EXERCISE PROMPT: Pick out all lines of the entries that include the word "color" and copy them.

DATASET ROWS:
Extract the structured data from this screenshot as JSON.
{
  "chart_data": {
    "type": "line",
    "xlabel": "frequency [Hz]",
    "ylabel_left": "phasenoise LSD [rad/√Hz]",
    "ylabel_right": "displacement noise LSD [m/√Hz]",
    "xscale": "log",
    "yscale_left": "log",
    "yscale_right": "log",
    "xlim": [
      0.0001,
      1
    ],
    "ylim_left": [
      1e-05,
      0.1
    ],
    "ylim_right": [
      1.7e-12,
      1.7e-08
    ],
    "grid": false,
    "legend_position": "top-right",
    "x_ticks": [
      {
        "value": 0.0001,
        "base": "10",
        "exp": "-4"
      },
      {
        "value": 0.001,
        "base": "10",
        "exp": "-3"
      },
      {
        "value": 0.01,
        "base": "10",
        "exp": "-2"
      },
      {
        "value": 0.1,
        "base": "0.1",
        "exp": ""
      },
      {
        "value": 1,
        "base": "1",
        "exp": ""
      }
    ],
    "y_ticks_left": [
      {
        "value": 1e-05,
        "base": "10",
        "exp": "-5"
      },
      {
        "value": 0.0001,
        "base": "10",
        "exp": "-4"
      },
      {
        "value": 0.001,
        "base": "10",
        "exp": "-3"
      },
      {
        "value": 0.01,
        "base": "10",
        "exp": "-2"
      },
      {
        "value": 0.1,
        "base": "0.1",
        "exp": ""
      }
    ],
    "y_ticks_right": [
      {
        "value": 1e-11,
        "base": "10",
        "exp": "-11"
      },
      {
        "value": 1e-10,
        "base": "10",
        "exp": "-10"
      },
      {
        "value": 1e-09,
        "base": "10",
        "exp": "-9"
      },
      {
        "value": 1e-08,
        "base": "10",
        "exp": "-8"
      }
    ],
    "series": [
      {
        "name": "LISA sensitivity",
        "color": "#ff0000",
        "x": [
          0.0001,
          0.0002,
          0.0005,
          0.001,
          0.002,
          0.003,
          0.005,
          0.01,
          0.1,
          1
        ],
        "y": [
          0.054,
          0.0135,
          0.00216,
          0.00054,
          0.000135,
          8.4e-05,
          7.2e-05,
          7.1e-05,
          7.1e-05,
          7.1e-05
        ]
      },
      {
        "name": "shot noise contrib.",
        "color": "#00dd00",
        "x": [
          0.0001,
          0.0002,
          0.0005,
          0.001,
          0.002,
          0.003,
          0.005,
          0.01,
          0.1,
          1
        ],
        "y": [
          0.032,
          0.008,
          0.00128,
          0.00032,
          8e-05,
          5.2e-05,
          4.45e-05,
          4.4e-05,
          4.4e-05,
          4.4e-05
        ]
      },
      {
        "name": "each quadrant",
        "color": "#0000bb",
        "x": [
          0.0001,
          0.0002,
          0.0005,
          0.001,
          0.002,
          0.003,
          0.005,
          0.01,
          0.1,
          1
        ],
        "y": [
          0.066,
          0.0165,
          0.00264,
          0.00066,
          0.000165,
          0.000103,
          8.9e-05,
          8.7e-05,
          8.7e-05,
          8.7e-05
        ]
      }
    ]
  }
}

RESPONSE:
        "color": "#ff0000",
        "color": "#00dd00",
        "color": "#0000bb",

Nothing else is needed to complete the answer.